**Work required**
Select lines where the word "color" appears.

**Rows**
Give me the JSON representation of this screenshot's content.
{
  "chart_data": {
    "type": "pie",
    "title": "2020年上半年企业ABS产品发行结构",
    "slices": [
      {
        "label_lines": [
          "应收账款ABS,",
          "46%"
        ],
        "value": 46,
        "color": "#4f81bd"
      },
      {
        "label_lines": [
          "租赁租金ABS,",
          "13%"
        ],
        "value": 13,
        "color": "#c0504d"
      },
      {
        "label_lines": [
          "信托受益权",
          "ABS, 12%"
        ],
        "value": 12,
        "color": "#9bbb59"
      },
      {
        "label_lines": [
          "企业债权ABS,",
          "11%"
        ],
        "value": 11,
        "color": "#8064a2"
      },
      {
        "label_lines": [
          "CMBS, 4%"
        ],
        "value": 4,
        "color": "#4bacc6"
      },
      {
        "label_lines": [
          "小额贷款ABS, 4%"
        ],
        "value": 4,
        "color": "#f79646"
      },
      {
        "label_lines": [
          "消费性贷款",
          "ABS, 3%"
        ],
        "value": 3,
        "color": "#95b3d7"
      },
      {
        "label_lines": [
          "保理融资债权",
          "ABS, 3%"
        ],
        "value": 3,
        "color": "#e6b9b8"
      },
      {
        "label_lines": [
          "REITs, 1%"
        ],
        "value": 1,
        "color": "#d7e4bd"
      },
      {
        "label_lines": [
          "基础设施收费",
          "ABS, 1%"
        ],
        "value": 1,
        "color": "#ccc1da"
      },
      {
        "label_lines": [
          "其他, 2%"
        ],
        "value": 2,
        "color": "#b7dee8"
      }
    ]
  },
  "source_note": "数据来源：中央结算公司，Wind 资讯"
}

**Exercise output**
        "color": "#4f81bd"
        "color": "#c0504d"
        "color": "#9bbb59"
        "color": "#8064a2"
        "color": "#4bacc6"
        "color": "#f79646"
        "color": "#95b3d7"
        "color": "#e6b9b8"
        "color": "#d7e4bd"
        "color": "#ccc1da"
        "color": "#b7dee8"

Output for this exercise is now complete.